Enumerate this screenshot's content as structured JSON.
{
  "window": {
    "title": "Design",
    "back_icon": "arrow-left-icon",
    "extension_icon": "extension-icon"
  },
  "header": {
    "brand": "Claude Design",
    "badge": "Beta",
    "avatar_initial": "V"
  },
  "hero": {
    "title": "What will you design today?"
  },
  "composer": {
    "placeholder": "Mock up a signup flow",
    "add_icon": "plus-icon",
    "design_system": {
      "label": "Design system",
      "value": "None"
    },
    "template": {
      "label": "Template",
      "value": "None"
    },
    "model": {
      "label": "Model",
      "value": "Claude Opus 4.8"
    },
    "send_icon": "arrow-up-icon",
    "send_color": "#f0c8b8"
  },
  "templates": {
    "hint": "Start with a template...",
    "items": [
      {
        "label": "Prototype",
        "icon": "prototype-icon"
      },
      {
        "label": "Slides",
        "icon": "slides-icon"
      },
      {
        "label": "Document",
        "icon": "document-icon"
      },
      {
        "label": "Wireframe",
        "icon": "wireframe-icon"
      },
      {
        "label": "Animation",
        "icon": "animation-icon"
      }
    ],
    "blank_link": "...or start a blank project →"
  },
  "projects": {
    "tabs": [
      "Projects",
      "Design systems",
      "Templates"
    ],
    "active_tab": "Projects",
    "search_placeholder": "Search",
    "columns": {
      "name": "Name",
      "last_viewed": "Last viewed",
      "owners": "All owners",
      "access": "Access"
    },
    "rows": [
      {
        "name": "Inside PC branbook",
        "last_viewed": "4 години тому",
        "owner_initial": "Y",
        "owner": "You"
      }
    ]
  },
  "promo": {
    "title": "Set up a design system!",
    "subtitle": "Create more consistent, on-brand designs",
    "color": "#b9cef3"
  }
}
========================================================================
▶ **Written request**: Return the material exactly as it stands.

▶ **Result of the exercise**:
Enumerate this screenshot's content as structured JSON.
{
  "window": {
    "title": "Design",
    "back_icon": "arrow-left-icon",
    "extension_icon": "extension-icon"
  },
  "header": {
    "brand": "Claude Design",
    "badge": "Beta",
    "avatar_initial": "V"
  },
  "hero": {
    "title": "What will you design today?"
  },
  "composer": {
    "placeholder": "Mock up a signup flow",
    "add_icon": "plus-icon",
    "design_system": {
      "label": "Design system",
      "value": "None"
    },
    "template": {
      "label": "Template",
      "value": "None"
    },
    "model": {
      "label": "Model",
      "value": "Claude Opus 4.8"
    },
    "send_icon": "arrow-up-icon",
    "send_color": "#f0c8b8"
  },
  "templates": {
    "hint": "Start with a template...",
    "items": [
      {
        "label": "Prototype",
        "icon": "prototype-icon"
      },
      {
        "label": "Slides",
        "icon": "slides-icon"
      },
      {
        "label": "Document",
        "icon": "document-icon"
      },
      {
        "label": "Wireframe",
        "icon": "wireframe-icon"
      },
      {
        "label": "Animation",
        "icon": "animation-icon"
      }
    ],
    "blank_link": "...or start a blank project →"
  },
  "projects": {
    "tabs": [
      "Projects",
      "Design systems",
      "Templates"
    ],
    "active_tab": "Projects",
    "search_placeholder": "Search",
    "columns": {
      "name": "Name",
      "last_viewed": "Last viewed",
      "owners": "All owners",
      "access": "Access"
    },
    "rows": [
      {
        "name": "Inside PC branbook",
        "last_viewed": "4 години тому",
        "owner_initial": "Y",
        "owner": "You"
      }
    ]
  },
  "promo": {
    "title": "Set up a design system!",
    "subtitle": "Create more consistent, on-brand designs",
    "color": "#b9cef3"
  }
}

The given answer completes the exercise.